RECORDS SUPPLIED>
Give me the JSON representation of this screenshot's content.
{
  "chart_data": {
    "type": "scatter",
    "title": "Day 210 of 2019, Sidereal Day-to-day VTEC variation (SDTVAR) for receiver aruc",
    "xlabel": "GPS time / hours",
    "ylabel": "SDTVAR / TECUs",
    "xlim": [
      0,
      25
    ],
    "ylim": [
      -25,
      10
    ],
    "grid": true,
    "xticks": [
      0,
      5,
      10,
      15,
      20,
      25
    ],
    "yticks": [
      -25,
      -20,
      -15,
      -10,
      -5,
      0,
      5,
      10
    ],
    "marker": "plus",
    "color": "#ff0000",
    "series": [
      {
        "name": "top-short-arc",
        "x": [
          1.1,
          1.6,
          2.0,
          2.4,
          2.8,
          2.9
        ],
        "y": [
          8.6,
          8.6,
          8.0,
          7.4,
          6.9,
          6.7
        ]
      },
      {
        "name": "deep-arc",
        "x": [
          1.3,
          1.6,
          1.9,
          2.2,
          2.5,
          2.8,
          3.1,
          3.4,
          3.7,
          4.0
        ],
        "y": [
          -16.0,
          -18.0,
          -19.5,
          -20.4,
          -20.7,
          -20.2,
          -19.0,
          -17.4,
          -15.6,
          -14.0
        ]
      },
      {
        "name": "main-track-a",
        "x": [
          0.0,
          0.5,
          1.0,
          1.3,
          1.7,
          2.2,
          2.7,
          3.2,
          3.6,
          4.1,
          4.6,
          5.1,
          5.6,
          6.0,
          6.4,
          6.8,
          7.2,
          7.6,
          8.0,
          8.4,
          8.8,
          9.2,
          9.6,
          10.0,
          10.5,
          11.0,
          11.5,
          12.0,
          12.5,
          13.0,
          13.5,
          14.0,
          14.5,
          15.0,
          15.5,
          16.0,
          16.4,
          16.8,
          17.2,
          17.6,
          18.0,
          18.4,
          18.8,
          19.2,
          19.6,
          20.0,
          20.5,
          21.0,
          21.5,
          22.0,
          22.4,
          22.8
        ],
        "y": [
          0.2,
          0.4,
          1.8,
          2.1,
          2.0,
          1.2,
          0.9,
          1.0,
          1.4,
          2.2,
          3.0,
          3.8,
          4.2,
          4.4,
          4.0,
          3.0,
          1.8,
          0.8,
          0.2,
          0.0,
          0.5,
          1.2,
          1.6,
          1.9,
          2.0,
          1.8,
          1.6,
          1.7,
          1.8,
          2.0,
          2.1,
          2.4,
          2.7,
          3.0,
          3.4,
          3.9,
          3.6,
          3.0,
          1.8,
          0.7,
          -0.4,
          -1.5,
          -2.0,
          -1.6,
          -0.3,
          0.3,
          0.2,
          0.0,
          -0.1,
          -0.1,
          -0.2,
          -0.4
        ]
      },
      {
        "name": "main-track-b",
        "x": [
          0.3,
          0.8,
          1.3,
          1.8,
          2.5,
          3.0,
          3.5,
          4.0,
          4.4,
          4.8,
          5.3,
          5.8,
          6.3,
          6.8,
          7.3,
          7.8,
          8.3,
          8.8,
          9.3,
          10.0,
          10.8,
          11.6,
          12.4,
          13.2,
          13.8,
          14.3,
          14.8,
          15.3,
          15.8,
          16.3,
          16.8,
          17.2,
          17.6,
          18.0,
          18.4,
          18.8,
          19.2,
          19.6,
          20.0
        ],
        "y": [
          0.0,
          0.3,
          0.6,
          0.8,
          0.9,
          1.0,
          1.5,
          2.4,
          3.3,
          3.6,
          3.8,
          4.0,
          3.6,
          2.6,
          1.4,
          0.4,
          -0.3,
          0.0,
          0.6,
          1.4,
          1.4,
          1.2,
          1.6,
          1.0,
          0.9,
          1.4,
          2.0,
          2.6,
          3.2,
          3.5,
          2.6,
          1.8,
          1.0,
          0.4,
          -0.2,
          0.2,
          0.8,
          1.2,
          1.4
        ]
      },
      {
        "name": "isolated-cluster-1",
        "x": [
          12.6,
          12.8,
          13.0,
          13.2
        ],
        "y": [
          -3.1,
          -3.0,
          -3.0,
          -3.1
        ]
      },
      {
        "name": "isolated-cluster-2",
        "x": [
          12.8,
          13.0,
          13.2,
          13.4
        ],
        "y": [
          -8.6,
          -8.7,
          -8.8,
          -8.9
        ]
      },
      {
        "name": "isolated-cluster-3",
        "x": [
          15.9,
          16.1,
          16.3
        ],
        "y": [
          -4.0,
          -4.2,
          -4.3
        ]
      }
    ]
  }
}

WHAT TO PRODUCE> Extract every entry above as it appears.

EXPECTED ANSWER>
Give me the JSON representation of this screenshot's content.
{
  "chart_data": {
    "type": "scatter",
    "title": "Day 210 of 2019, Sidereal Day-to-day VTEC variation (SDTVAR) for receiver aruc",
    "xlabel": "GPS time / hours",
    "ylabel": "SDTVAR / TECUs",
    "xlim": [
      0,
      25
    ],
    "ylim": [
      -25,
      10
    ],
    "grid": true,
    "xticks": [
      0,
      5,
      10,
      15,
      20,
      25
    ],
    "yticks": [
      -25,
      -20,
      -15,
      -10,
      -5,
      0,
      5,
      10
    ],
    "marker": "plus",
    "color": "#ff0000",
    "series": [
      {
        "name": "top-short-arc",
        "x": [
          1.1,
          1.6,
          2.0,
          2.4,
          2.8,
          2.9
        ],
        "y": [
          8.6,
          8.6,
          8.0,
          7.4,
          6.9,
          6.7
        ]
      },
      {
        "name": "deep-arc",
        "x": [
          1.3,
          1.6,
          1.9,
          2.2,
          2.5,
          2.8,
          3.1,
          3.4,
          3.7,
          4.0
        ],
        "y": [
          -16.0,
          -18.0,
          -19.5,
          -20.4,
          -20.7,
          -20.2,
          -19.0,
          -17.4,
          -15.6,
          -14.0
        ]
      },
      {
        "name": "main-track-a",
        "x": [
          0.0,
          0.5,
          1.0,
          1.3,
          1.7,
          2.2,
          2.7,
          3.2,
          3.6,
          4.1,
          4.6,
          5.1,
          5.6,
          6.0,
          6.4,
          6.8,
          7.2,
          7.6,
          8.0,
          8.4,
          8.8,
          9.2,
          9.6,
          10.0,
          10.5,
          11.0,
          11.5,
          12.0,
          12.5,
          13.0,
          13.5,
          14.0,
          14.5,
          15.0,
          15.5,
          16.0,
          16.4,
          16.8,
          17.2,
          17.6,
          18.0,
          18.4,
          18.8,
          19.2,
          19.6,
          20.0,
          20.5,
          21.0,
          21.5,
          22.0,
          22.4,
          22.8
        ],
        "y": [
          0.2,
          0.4,
          1.8,
          2.1,
          2.0,
          1.2,
          0.9,
          1.0,
          1.4,
          2.2,
          3.0,
          3.8,
          4.2,
          4.4,
          4.0,
          3.0,
          1.8,
          0.8,
          0.2,
          0.0,
          0.5,
          1.2,
          1.6,
          1.9,
          2.0,
          1.8,
          1.6,
          1.7,
          1.8,
          2.0,
          2.1,
          2.4,
          2.7,
          3.0,
          3.4,
          3.9,
          3.6,
          3.0,
          1.8,
          0.7,
          -0.4,
          -1.5,
          -2.0,
          -1.6,
          -0.3,
          0.3,
          0.2,
          0.0,
          -0.1,
          -0.1,
          -0.2,
          -0.4
        ]
      },
      {
        "name": "main-track-b",
        "x": [
          0.3,
          0.8,
          1.3,
          1.8,
          2.5,
          3.0,
          3.5,
          4.0,
          4.4,
          4.8,
          5.3,
          5.8,
          6.3,
          6.8,
          7.3,
          7.8,
          8.3,
          8.8,
          9.3,
          10.0,
          10.8,
          11.6,
          12.4,
          13.2,
          13.8,
          14.3,
          14.8,
          15.3,
          15.8,
          16.3,
          16.8,
          17.2,
          17.6,
          18.0,
          18.4,
          18.8,
          19.2,
          19.6,
          20.0
        ],
        "y": [
          0.0,
          0.3,
          0.6,
          0.8,
          0.9,
          1.0,
          1.5,
          2.4,
          3.3,
          3.6,
          3.8,
          4.0,
          3.6,
          2.6,
          1.4,
          0.4,
          -0.3,
          0.0,
          0.6,
          1.4,
          1.4,
          1.2,
          1.6,
          1.0,
          0.9,
          1.4,
          2.0,
          2.6,
          3.2,
          3.5,
          2.6,
          1.8,
          1.0,
          0.4,
          -0.2,
          0.2,
          0.8,
          1.2,
          1.4
        ]
      },
      {
        "name": "isolated-cluster-1",
        "x": [
          12.6,
          12.8,
          13.0,
          13.2
        ],
        "y": [
          -3.1,
          -3.0,
          -3.0,
          -3.1
        ]
      },
      {
        "name": "isolated-cluster-2",
        "x": [
          12.8,
          13.0,
          13.2,
          13.4
        ],
        "y": [
          -8.6,
          -8.7,
          -8.8,
          -8.9
        ]
      },
      {
        "name": "isolated-cluster-3",
        "x": [
          15.9,
          16.1,
          16.3
        ],
        "y": [
          -4.0,
          -4.2,
          -4.3
        ]
      }
    ]
  }
}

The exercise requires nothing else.